**Instruction**
Write out the listing in full, matching it word for word.

**Records for this exercise**
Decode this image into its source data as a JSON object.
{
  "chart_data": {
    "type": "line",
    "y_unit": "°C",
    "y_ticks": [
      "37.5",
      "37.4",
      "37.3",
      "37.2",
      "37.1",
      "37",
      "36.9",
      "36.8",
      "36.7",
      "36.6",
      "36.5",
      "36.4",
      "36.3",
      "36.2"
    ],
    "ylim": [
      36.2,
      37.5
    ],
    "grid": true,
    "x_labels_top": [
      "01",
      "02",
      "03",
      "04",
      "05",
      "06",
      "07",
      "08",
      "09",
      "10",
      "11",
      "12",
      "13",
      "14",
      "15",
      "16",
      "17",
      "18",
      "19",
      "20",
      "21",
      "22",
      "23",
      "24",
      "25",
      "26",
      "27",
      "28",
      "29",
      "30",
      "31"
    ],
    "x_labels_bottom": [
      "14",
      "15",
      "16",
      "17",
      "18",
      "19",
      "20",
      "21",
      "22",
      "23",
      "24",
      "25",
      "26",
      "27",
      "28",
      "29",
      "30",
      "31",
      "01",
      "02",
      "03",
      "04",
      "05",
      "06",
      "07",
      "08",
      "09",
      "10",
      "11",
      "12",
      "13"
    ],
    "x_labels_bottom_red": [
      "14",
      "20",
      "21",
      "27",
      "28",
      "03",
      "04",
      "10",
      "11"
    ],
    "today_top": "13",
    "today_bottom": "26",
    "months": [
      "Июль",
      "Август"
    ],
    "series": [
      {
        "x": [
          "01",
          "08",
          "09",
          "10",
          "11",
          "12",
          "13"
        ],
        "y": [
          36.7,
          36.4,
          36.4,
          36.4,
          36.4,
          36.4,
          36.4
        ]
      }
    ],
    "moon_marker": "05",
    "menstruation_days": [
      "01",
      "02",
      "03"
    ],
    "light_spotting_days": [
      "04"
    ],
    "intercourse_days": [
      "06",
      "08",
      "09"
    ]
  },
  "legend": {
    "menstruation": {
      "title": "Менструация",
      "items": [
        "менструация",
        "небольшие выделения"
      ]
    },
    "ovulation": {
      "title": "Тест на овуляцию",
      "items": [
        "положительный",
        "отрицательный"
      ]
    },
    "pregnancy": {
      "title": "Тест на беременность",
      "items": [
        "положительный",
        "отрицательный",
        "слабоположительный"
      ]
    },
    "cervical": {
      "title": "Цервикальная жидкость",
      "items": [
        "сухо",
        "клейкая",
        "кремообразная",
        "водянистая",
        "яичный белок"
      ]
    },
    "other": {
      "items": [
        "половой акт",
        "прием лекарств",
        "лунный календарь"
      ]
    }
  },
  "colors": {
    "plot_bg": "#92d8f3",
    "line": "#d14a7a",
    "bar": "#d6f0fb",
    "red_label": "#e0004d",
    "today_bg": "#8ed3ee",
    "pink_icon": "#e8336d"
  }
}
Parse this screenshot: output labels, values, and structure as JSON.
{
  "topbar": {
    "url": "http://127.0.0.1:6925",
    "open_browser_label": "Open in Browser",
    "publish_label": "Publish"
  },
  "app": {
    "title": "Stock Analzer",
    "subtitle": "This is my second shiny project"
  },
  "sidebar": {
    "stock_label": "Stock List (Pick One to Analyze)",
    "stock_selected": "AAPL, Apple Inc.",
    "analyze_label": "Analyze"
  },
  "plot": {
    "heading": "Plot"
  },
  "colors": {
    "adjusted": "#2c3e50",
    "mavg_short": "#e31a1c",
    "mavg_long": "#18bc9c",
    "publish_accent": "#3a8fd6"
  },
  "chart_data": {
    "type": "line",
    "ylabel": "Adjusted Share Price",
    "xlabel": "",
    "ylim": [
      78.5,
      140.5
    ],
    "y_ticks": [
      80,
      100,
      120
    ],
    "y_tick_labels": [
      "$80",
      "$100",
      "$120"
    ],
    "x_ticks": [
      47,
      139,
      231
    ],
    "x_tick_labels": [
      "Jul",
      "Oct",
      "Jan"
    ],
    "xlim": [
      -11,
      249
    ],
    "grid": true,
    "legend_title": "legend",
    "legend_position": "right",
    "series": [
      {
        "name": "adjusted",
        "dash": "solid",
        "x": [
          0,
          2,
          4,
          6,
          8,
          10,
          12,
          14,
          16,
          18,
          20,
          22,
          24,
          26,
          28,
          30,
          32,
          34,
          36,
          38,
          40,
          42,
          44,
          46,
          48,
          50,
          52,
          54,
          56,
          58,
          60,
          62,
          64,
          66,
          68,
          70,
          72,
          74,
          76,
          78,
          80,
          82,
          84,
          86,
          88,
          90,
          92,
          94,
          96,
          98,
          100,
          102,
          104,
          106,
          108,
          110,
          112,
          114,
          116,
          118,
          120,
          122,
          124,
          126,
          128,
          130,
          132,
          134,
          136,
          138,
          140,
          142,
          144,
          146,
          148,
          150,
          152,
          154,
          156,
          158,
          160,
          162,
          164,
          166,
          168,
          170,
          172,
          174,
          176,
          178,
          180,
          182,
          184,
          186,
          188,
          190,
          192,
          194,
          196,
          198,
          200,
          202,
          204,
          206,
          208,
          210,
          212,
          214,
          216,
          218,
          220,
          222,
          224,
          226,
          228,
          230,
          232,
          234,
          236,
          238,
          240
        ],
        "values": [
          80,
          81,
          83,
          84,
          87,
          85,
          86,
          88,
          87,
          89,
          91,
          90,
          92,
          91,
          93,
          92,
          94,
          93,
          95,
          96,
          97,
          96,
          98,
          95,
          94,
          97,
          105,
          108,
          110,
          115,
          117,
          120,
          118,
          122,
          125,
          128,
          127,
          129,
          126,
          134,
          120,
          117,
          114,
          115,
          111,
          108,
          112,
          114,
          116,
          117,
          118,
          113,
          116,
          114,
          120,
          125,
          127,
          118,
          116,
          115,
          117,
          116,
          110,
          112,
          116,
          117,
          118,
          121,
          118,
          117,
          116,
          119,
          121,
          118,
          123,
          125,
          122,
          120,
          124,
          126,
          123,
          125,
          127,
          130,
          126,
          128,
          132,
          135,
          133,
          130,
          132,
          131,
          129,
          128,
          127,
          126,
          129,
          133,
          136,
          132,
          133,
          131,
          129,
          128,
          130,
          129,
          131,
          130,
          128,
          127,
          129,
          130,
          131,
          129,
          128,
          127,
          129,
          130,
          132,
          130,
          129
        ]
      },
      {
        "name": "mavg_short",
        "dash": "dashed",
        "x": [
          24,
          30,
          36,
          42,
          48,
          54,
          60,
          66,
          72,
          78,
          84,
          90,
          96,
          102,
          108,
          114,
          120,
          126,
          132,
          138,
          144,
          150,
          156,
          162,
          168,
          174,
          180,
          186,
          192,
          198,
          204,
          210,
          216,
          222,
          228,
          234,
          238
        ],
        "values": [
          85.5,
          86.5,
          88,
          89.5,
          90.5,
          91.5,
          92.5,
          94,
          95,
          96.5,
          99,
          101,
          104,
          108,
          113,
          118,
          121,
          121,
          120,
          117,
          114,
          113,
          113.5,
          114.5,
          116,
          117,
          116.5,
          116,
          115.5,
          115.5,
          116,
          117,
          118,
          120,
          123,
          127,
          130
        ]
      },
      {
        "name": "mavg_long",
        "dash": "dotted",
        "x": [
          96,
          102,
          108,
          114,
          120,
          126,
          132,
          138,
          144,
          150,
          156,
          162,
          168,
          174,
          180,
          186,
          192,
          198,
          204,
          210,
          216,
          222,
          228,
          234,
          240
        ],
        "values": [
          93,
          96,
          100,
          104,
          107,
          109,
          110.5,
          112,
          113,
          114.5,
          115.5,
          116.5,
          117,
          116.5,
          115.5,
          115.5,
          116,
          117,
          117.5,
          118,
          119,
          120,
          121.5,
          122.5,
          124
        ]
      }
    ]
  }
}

**Completed task**
Decode this image into its source data as a JSON object.
{
  "chart_data": {
    "type": "line",
    "y_unit": "°C",
    "y_ticks": [
      "37.5",
      "37.4",
      "37.3",
      "37.2",
      "37.1",
      "37",
      "36.9",
      "36.8",
      "36.7",
      "36.6",
      "36.5",
      "36.4",
      "36.3",
      "36.2"
    ],
    "ylim": [
      36.2,
      37.5
    ],
    "grid": true,
    "x_labels_top": [
      "01",
      "02",
      "03",
      "04",
      "05",
      "06",
      "07",
      "08",
      "09",
      "10",
      "11",
      "12",
      "13",
      "14",
      "15",
      "16",
      "17",
      "18",
      "19",
      "20",
      "21",
      "22",
      "23",
      "24",
      "25",
      "26",
      "27",
      "28",
      "29",
      "30",
      "31"
    ],
    "x_labels_bottom": [
      "14",
      "15",
      "16",
      "17",
      "18",
      "19",
      "20",
      "21",
      "22",
      "23",
      "24",
      "25",
      "26",
      "27",
      "28",
      "29",
      "30",
      "31",
      "01",
      "02",
      "03",
      "04",
      "05",
      "06",
      "07",
      "08",
      "09",
      "10",
      "11",
      "12",
      "13"
    ],
    "x_labels_bottom_red": [
      "14",
      "20",
      "21",
      "27",
      "28",
      "03",
      "04",
      "10",
      "11"
    ],
    "today_top": "13",
    "today_bottom": "26",
    "months": [
      "Июль",
      "Август"
    ],
    "series": [
      {
        "x": [
          "01",
          "08",
          "09",
          "10",
          "11",
          "12",
          "13"
        ],
        "y": [
          36.7,
          36.4,
          36.4,
          36.4,
          36.4,
          36.4,
          36.4
        ]
      }
    ],
    "moon_marker": "05",
    "menstruation_days": [
      "01",
      "02",
      "03"
    ],
    "light_spotting_days": [
      "04"
    ],
    "intercourse_days": [
      "06",
      "08",
      "09"
    ]
  },
  "legend": {
    "menstruation": {
      "title": "Менструация",
      "items": [
        "менструация",
        "небольшие выделения"
      ]
    },
    "ovulation": {
      "title": "Тест на овуляцию",
      "items": [
        "положительный",
        "отрицательный"
      ]
    },
    "pregnancy": {
      "title": "Тест на беременность",
      "items": [
        "положительный",
        "отрицательный",
        "слабоположительный"
      ]
    },
    "cervical": {
      "title": "Цервикальная жидкость",
      "items": [
        "сухо",
        "клейкая",
        "кремообразная",
        "водянистая",
        "яичный белок"
      ]
    },
    "other": {
      "items": [
        "половой акт",
        "прием лекарств",
        "лунный календарь"
      ]
    }
  },
  "colors": {
    "plot_bg": "#92d8f3",
    "line": "#d14a7a",
    "bar": "#d6f0fb",
    "red_label": "#e0004d",
    "today_bg": "#8ed3ee",
    "pink_icon": "#e8336d"
  }
}
Parse this screenshot: output labels, values, and structure as JSON.
{
  "topbar": {
    "url": "http://127.0.0.1:6925",
    "open_browser_label": "Open in Browser",
    "publish_label": "Publish"
  },
  "app": {
    "title": "Stock Analzer",
    "subtitle": "This is my second shiny project"
  },
  "sidebar": {
    "stock_label": "Stock List (Pick One to Analyze)",
    "stock_selected": "AAPL, Apple Inc.",
    "analyze_label": "Analyze"
  },
  "plot": {
    "heading": "Plot"
  },
  "colors": {
    "adjusted": "#2c3e50",
    "mavg_short": "#e31a1c",
    "mavg_long": "#18bc9c",
    "publish_accent": "#3a8fd6"
  },
  "chart_data": {
    "type": "line",
    "ylabel": "Adjusted Share Price",
    "xlabel": "",
    "ylim": [
      78.5,
      140.5
    ],
    "y_ticks": [
      80,
      100,
      120
    ],
    "y_tick_labels": [
      "$80",
      "$100",
      "$120"
    ],
    "x_ticks": [
      47,
      139,
      231
    ],
    "x_tick_labels": [
      "Jul",
      "Oct",
      "Jan"
    ],
    "xlim": [
      -11,
      249
    ],
    "grid": true,
    "legend_title": "legend",
    "legend_position": "right",
    "series": [
      {
        "name": "adjusted",
        "dash": "solid",
        "x": [
          0,
          2,
          4,
          6,
          8,
          10,
          12,
          14,
          16,
          18,
          20,
          22,
          24,
          26,
          28,
          30,
          32,
          34,
          36,
          38,
          40,
          42,
          44,
          46,
          48,
          50,
          52,
          54,
          56,
          58,
          60,
          62,
          64,
          66,
          68,
          70,
          72,
          74,
          76,
          78,
          80,
          82,
          84,
          86,
          88,
          90,
          92,
          94,
          96,
          98,
          100,
          102,
          104,
          106,
          108,
          110,
          112,
          114,
          116,
          118,
          120,
          122,
          124,
          126,
          128,
          130,
          132,
          134,
          136,
          138,
          140,
          142,
          144,
          146,
          148,
          150,
          152,
          154,
          156,
          158,
          160,
          162,
          164,
          166,
          168,
          170,
          172,
          174,
          176,
          178,
          180,
          182,
          184,
          186,
          188,
          190,
          192,
          194,
          196,
          198,
          200,
          202,
          204,
          206,
          208,
          210,
          212,
          214,
          216,
          218,
          220,
          222,
          224,
          226,
          228,
          230,
          232,
          234,
          236,
          238,
          240
        ],
        "values": [
          80,
          81,
          83,
          84,
          87,
          85,
          86,
          88,
          87,
          89,
          91,
          90,
          92,
          91,
          93,
          92,
          94,
          93,
          95,
          96,
          97,
          96,
          98,
          95,
          94,
          97,
          105,
          108,
          110,
          115,
          117,
          120,
          118,
          122,
          125,
          128,
          127,
          129,
          126,
          134,
          120,
          117,
          114,
          115,
          111,
          108,
          112,
          114,
          116,
          117,
          118,
          113,
          116,
          114,
          120,
          125,
          127,
          118,
          116,
          115,
          117,
          116,
          110,
          112,
          116,
          117,
          118,
          121,
          118,
          117,
          116,
          119,
          121,
          118,
          123,
          125,
          122,
          120,
          124,
          126,
          123,
          125,
          127,
          130,
          126,
          128,
          132,
          135,
          133,
          130,
          132,
          131,
          129,
          128,
          127,
          126,
          129,
          133,
          136,
          132,
          133,
          131,
          129,
          128,
          130,
          129,
          131,
          130,
          128,
          127,
          129,
          130,
          131,
          129,
          128,
          127,
          129,
          130,
          132,
          130,
          129
        ]
      },
      {
        "name": "mavg_short",
        "dash": "dashed",
        "x": [
          24,
          30,
          36,
          42,
          48,
          54,
          60,
          66,
          72,
          78,
          84,
          90,
          96,
          102,
          108,
          114,
          120,
          126,
          132,
          138,
          144,
          150,
          156,
          162,
          168,
          174,
          180,
          186,
          192,
          198,
          204,
          210,
          216,
          222,
          228,
          234,
          238
        ],
        "values": [
          85.5,
          86.5,
          88,
          89.5,
          90.5,
          91.5,
          92.5,
          94,
          95,
          96.5,
          99,
          101,
          104,
          108,
          113,
          118,
          121,
          121,
          120,
          117,
          114,
          113,
          113.5,
          114.5,
          116,
          117,
          116.5,
          116,
          115.5,
          115.5,
          116,
          117,
          118,
          120,
          123,
          127,
          130
        ]
      },
      {
        "name": "mavg_long",
        "dash": "dotted",
        "x": [
          96,
          102,
          108,
          114,
          120,
          126,
          132,
          138,
          144,
          150,
          156,
          162,
          168,
          174,
          180,
          186,
          192,
          198,
          204,
          210,
          216,
          222,
          228,
          234,
          240
        ],
        "values": [
          93,
          96,
          100,
          104,
          107,
          109,
          110.5,
          112,
          113,
          114.5,
          115.5,
          116.5,
          117,
          116.5,
          115.5,
          115.5,
          116,
          117,
          117.5,
          118,
          119,
          120,
          121.5,
          122.5,
          124
        ]
      }
    ]
  }
}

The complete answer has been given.